[Stored data]

-=-=-

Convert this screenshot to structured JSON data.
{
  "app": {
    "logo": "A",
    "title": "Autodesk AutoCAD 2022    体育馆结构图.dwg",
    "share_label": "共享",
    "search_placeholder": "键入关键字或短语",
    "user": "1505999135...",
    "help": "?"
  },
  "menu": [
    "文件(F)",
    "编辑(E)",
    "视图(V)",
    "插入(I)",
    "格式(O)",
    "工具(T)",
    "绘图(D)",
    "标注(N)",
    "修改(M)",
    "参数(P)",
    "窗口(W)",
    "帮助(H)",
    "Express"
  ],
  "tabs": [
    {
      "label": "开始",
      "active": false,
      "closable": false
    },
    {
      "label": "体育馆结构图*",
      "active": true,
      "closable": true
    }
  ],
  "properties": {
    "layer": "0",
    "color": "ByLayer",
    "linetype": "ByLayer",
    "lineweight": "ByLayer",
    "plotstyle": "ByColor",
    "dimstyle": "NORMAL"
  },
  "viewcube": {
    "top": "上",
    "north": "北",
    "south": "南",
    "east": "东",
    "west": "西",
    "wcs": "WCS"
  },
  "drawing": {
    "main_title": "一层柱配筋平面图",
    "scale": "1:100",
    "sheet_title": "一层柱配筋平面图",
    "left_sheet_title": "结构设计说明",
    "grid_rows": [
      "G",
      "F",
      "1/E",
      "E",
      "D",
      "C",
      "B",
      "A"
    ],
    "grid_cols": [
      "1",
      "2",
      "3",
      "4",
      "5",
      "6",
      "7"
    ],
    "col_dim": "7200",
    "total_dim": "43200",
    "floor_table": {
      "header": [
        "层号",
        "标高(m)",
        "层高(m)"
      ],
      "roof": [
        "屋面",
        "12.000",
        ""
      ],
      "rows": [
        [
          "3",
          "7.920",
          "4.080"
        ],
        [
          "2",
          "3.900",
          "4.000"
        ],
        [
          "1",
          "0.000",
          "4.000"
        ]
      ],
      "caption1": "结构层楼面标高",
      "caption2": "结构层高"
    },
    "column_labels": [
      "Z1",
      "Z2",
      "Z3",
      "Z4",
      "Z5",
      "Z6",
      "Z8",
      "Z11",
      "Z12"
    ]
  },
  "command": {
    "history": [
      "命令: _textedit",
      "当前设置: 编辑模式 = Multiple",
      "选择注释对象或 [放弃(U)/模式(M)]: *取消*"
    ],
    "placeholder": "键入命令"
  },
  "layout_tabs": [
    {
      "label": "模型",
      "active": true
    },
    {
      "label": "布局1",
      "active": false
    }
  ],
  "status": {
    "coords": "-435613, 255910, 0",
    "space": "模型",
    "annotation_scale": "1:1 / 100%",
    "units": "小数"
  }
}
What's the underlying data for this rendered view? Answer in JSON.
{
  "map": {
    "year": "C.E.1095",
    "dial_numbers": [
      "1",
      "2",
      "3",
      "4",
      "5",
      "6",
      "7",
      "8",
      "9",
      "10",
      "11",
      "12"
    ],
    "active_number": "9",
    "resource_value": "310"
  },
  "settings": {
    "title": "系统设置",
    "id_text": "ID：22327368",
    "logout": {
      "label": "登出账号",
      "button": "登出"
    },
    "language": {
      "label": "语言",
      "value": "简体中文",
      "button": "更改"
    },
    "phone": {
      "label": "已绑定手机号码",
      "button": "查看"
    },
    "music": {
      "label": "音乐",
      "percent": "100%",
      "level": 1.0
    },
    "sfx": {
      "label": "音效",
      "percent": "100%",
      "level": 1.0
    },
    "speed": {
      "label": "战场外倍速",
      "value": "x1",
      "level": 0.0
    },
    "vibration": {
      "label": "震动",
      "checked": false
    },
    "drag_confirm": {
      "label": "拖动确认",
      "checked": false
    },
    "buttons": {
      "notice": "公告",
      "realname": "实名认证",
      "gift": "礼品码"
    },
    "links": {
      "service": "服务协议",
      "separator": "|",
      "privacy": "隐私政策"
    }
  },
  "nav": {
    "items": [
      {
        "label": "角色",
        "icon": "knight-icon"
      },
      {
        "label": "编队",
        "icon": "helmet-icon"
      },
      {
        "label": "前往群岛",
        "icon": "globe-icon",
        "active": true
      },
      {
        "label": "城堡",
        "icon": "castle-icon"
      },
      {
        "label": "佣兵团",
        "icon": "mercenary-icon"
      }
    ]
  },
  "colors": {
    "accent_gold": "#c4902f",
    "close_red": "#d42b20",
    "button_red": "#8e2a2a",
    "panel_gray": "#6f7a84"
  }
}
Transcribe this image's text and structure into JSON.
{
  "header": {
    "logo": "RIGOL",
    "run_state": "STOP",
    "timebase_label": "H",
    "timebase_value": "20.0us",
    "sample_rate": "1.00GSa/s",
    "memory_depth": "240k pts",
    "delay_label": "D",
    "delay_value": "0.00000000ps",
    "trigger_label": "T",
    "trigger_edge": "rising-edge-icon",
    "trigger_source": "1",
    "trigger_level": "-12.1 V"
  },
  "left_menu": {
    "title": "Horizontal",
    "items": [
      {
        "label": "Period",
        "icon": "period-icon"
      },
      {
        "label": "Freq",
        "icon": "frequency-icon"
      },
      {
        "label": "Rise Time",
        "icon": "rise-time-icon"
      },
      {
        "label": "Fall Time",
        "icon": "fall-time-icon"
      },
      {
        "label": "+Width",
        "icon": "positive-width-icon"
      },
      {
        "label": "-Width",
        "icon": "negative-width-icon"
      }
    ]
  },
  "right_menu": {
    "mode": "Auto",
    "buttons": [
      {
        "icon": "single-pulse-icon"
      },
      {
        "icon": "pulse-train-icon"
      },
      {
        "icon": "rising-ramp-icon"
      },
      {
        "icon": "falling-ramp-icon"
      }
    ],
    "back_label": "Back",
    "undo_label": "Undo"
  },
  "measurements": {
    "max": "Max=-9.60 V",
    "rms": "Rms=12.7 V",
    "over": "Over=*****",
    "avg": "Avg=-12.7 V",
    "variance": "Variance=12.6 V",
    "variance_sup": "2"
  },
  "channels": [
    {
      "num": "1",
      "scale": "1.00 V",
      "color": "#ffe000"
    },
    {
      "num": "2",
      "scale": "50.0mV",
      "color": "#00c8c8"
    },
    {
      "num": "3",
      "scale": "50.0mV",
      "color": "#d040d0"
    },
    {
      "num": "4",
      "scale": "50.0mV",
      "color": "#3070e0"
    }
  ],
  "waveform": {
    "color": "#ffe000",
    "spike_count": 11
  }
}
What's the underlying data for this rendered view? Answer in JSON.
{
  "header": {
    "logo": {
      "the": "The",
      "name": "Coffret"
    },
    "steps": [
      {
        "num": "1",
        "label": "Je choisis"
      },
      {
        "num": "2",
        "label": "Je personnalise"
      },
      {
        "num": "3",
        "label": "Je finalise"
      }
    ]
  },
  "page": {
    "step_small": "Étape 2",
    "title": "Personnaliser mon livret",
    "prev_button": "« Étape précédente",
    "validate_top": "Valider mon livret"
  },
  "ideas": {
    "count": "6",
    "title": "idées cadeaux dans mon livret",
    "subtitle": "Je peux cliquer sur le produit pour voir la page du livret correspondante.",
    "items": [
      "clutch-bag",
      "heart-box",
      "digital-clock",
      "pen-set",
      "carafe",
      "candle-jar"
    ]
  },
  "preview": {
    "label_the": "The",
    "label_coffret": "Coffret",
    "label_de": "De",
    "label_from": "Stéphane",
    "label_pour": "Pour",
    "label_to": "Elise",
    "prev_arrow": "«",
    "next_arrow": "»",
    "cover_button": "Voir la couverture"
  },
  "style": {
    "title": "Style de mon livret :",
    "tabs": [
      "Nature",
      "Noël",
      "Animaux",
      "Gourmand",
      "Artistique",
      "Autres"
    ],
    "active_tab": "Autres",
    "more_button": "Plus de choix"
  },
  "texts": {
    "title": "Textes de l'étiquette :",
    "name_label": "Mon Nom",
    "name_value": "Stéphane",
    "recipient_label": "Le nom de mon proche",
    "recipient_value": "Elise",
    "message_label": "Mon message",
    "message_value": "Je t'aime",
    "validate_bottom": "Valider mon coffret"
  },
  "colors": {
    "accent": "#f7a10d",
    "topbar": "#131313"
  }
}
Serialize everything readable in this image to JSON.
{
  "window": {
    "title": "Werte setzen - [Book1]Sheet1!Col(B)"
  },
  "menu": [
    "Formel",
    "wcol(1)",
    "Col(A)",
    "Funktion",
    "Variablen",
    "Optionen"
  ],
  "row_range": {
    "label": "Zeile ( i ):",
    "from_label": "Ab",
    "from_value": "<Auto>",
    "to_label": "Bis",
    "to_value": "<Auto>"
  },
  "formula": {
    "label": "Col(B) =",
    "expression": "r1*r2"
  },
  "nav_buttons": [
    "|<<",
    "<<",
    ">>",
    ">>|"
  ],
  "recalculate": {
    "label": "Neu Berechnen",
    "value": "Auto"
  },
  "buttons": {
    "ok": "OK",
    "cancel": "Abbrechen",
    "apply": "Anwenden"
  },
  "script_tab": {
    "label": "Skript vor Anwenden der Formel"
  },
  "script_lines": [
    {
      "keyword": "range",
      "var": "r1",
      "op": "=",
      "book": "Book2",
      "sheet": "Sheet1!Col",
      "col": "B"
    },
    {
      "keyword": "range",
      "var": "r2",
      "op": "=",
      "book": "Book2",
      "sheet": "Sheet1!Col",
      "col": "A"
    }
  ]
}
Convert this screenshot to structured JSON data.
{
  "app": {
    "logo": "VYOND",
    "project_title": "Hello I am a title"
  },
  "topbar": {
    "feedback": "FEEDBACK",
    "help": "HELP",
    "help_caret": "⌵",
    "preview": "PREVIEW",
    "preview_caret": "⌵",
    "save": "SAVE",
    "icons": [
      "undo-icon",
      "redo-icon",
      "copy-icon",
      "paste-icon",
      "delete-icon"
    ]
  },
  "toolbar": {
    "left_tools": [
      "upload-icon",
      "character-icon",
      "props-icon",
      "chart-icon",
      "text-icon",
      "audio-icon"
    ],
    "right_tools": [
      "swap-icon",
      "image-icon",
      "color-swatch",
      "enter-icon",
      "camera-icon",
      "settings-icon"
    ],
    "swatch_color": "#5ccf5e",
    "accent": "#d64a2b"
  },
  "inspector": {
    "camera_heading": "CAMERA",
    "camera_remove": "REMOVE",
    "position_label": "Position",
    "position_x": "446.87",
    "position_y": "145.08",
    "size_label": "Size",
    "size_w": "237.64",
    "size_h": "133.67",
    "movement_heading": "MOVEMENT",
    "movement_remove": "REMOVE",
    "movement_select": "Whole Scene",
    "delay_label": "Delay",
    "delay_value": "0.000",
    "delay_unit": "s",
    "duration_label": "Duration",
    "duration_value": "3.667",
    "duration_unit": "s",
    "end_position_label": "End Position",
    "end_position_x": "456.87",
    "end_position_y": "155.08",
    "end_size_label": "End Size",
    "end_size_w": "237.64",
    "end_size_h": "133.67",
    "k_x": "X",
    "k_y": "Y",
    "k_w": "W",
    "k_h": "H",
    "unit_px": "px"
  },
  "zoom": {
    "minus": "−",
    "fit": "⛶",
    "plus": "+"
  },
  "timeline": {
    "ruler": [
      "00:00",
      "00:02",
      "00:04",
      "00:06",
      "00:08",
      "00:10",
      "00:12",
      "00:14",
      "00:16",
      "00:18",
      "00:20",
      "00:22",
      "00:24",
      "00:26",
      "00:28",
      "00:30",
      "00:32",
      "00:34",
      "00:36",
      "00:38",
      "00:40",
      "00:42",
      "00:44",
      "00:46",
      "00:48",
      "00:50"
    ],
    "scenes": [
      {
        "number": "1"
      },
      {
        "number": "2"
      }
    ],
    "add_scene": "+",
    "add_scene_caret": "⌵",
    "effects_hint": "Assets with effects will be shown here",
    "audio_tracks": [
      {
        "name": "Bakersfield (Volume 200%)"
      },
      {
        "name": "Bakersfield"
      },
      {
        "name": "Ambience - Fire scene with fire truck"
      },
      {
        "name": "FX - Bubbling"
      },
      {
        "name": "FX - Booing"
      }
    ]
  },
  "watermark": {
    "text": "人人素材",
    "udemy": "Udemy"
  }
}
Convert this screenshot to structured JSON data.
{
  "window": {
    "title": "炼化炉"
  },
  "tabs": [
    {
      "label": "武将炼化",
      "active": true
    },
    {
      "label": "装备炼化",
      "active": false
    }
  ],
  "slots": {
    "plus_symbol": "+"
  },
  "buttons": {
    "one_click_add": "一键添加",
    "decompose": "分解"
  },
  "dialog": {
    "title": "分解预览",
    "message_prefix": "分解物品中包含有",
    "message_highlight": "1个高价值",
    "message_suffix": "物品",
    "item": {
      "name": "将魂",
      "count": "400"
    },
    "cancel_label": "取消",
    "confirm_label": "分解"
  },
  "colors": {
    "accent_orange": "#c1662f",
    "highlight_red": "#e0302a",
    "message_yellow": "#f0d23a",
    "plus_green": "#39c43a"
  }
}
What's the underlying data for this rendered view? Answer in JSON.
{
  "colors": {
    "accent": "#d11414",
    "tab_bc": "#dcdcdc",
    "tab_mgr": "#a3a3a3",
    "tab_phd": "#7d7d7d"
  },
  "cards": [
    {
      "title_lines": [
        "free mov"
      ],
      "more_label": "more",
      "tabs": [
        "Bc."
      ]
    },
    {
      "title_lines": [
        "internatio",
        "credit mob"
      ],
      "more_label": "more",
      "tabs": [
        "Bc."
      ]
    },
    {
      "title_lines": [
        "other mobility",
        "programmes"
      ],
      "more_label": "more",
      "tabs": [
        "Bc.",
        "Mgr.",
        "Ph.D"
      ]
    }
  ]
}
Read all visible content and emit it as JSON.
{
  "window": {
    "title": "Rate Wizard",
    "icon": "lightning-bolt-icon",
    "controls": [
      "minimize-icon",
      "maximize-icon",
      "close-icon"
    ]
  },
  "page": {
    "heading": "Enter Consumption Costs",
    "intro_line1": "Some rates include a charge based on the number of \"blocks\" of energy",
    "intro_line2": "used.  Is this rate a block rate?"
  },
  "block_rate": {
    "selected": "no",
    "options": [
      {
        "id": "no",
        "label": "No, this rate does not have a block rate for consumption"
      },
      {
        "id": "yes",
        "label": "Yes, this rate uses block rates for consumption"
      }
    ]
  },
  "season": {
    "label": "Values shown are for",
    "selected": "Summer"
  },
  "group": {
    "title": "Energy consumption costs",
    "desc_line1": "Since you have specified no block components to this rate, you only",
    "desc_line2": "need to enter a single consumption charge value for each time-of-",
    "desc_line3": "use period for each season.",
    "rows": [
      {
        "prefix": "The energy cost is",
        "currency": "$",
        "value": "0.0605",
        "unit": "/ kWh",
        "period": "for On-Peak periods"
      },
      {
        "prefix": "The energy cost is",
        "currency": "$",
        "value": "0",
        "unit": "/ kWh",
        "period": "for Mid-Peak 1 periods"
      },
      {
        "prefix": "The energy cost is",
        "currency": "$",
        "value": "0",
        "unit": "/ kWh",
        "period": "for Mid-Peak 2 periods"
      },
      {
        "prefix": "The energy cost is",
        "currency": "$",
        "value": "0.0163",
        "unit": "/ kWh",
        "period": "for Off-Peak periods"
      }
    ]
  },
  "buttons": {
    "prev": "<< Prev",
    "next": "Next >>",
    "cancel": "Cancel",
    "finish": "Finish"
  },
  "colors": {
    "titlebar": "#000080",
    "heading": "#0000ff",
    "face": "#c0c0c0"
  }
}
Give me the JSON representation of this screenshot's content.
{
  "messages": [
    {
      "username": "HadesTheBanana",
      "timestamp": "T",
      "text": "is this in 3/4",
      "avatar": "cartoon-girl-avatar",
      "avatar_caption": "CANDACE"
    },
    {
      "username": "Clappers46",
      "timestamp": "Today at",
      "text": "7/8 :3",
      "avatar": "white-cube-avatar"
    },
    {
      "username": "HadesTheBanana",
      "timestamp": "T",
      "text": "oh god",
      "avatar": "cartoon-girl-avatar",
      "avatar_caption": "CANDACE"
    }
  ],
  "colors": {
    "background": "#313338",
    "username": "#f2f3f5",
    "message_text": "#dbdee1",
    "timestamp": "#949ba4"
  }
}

-=-=-

■ INSTRUCTION: Give the lines exactly as they stand, from the line with "Give me the" through the end of the material.

■ PROBLEM SOLUTION:
Give me the JSON representation of this screenshot's content.
{
  "messages": [
    {
      "username": "HadesTheBanana",
      "timestamp": "T",
      "text": "is this in 3/4",
      "avatar": "cartoon-girl-avatar",
      "avatar_caption": "CANDACE"
    },
    {
      "username": "Clappers46",
      "timestamp": "Today at",
      "text": "7/8 :3",
      "avatar": "white-cube-avatar"
    },
    {
      "username": "HadesTheBanana",
      "timestamp": "T",
      "text": "oh god",
      "avatar": "cartoon-girl-avatar",
      "avatar_caption": "CANDACE"
    }
  ],
  "colors": {
    "background": "#313338",
    "username": "#f2f3f5",
    "message_text": "#dbdee1",
    "timestamp": "#949ba4"
  }
}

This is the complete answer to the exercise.